• [Task instructions]:
Repeat the listing in full. Nothing may be added or left out.
───── Dataset records
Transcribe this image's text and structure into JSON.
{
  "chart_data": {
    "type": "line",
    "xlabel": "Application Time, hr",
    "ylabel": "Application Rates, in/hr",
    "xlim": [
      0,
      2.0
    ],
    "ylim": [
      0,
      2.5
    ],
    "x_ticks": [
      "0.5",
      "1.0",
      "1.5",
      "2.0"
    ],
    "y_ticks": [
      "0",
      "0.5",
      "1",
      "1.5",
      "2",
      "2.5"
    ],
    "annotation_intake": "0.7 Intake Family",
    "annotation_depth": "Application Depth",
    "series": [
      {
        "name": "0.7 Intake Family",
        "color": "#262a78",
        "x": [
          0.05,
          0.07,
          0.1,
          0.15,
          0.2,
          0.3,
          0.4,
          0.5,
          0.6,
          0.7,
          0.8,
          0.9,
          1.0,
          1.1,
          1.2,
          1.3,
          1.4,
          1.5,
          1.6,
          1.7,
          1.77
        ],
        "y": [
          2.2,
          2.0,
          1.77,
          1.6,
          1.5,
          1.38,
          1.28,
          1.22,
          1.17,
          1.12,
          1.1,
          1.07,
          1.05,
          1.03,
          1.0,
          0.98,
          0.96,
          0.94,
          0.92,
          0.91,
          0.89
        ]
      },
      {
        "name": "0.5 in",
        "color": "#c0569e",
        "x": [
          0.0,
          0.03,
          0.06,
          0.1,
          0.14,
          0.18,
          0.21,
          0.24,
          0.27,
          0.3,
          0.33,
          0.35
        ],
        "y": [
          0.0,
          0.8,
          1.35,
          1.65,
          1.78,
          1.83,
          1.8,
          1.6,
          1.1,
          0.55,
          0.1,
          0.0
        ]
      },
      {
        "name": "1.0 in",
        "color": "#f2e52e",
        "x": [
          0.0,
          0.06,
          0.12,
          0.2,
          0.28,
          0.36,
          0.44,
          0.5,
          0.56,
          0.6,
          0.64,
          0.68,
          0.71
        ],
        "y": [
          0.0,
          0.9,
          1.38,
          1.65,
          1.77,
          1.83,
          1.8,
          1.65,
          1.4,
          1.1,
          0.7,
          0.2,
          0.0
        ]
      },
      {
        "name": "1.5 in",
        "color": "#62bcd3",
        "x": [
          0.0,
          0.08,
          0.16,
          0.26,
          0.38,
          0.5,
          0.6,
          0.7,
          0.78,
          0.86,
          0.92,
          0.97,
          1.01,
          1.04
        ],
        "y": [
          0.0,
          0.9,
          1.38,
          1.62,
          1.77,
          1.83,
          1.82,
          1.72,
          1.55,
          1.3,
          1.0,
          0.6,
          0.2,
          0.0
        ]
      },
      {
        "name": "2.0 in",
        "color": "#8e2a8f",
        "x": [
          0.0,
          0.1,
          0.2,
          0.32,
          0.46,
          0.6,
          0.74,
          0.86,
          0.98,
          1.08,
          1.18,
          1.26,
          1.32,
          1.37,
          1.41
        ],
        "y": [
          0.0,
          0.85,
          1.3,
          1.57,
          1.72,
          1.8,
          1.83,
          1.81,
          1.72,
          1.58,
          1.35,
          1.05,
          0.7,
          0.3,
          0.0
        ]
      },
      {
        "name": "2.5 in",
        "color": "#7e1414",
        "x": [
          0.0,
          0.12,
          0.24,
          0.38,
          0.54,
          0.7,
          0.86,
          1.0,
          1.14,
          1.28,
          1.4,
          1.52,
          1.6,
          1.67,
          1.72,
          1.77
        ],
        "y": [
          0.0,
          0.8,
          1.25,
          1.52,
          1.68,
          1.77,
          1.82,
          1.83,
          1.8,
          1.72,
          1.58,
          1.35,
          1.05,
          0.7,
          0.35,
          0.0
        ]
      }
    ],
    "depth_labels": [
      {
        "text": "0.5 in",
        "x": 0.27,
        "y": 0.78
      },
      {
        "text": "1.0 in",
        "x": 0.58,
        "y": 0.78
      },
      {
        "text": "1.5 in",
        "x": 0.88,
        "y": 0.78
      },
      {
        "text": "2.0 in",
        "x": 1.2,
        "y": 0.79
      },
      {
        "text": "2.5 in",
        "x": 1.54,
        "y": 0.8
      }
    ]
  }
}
──────────
• [Full response]:
Transcribe this image's text and structure into JSON.
{
  "chart_data": {
    "type": "line",
    "xlabel": "Application Time, hr",
    "ylabel": "Application Rates, in/hr",
    "xlim": [
      0,
      2.0
    ],
    "ylim": [
      0,
      2.5
    ],
    "x_ticks": [
      "0.5",
      "1.0",
      "1.5",
      "2.0"
    ],
    "y_ticks": [
      "0",
      "0.5",
      "1",
      "1.5",
      "2",
      "2.5"
    ],
    "annotation_intake": "0.7 Intake Family",
    "annotation_depth": "Application Depth",
    "series": [
      {
        "name": "0.7 Intake Family",
        "color": "#262a78",
        "x": [
          0.05,
          0.07,
          0.1,
          0.15,
          0.2,
          0.3,
          0.4,
          0.5,
          0.6,
          0.7,
          0.8,
          0.9,
          1.0,
          1.1,
          1.2,
          1.3,
          1.4,
          1.5,
          1.6,
          1.7,
          1.77
        ],
        "y": [
          2.2,
          2.0,
          1.77,
          1.6,
          1.5,
          1.38,
          1.28,
          1.22,
          1.17,
          1.12,
          1.1,
          1.07,
          1.05,
          1.03,
          1.0,
          0.98,
          0.96,
          0.94,
          0.92,
          0.91,
          0.89
        ]
      },
      {
        "name": "0.5 in",
        "color": "#c0569e",
        "x": [
          0.0,
          0.03,
          0.06,
          0.1,
          0.14,
          0.18,
          0.21,
          0.24,
          0.27,
          0.3,
          0.33,
          0.35
        ],
        "y": [
          0.0,
          0.8,
          1.35,
          1.65,
          1.78,
          1.83,
          1.8,
          1.6,
          1.1,
          0.55,
          0.1,
          0.0
        ]
      },
      {
        "name": "1.0 in",
        "color": "#f2e52e",
        "x": [
          0.0,
          0.06,
          0.12,
          0.2,
          0.28,
          0.36,
          0.44,
          0.5,
          0.56,
          0.6,
          0.64,
          0.68,
          0.71
        ],
        "y": [
          0.0,
          0.9,
          1.38,
          1.65,
          1.77,
          1.83,
          1.8,
          1.65,
          1.4,
          1.1,
          0.7,
          0.2,
          0.0
        ]
      },
      {
        "name": "1.5 in",
        "color": "#62bcd3",
        "x": [
          0.0,
          0.08,
          0.16,
          0.26,
          0.38,
          0.5,
          0.6,
          0.7,
          0.78,
          0.86,
          0.92,
          0.97,
          1.01,
          1.04
        ],
        "y": [
          0.0,
          0.9,
          1.38,
          1.62,
          1.77,
          1.83,
          1.82,
          1.72,
          1.55,
          1.3,
          1.0,
          0.6,
          0.2,
          0.0
        ]
      },
      {
        "name": "2.0 in",
        "color": "#8e2a8f",
        "x": [
          0.0,
          0.1,
          0.2,
          0.32,
          0.46,
          0.6,
          0.74,
          0.86,
          0.98,
          1.08,
          1.18,
          1.26,
          1.32,
          1.37,
          1.41
        ],
        "y": [
          0.0,
          0.85,
          1.3,
          1.57,
          1.72,
          1.8,
          1.83,
          1.81,
          1.72,
          1.58,
          1.35,
          1.05,
          0.7,
          0.3,
          0.0
        ]
      },
      {
        "name": "2.5 in",
        "color": "#7e1414",
        "x": [
          0.0,
          0.12,
          0.24,
          0.38,
          0.54,
          0.7,
          0.86,
          1.0,
          1.14,
          1.28,
          1.4,
          1.52,
          1.6,
          1.67,
          1.72,
          1.77
        ],
        "y": [
          0.0,
          0.8,
          1.25,
          1.52,
          1.68,
          1.77,
          1.82,
          1.83,
          1.8,
          1.72,
          1.58,
          1.35,
          1.05,
          0.7,
          0.35,
          0.0
        ]
      }
    ],
    "depth_labels": [
      {
        "text": "0.5 in",
        "x": 0.27,
        "y": 0.78
      },
      {
        "text": "1.0 in",
        "x": 0.58,
        "y": 0.78
      },
      {
        "text": "1.5 in",
        "x": 0.88,
        "y": 0.78
      },
      {
        "text": "2.0 in",
        "x": 1.2,
        "y": 0.79
      },
      {
        "text": "2.5 in",
        "x": 1.54,
        "y": 0.8
      }
    ]
  }
}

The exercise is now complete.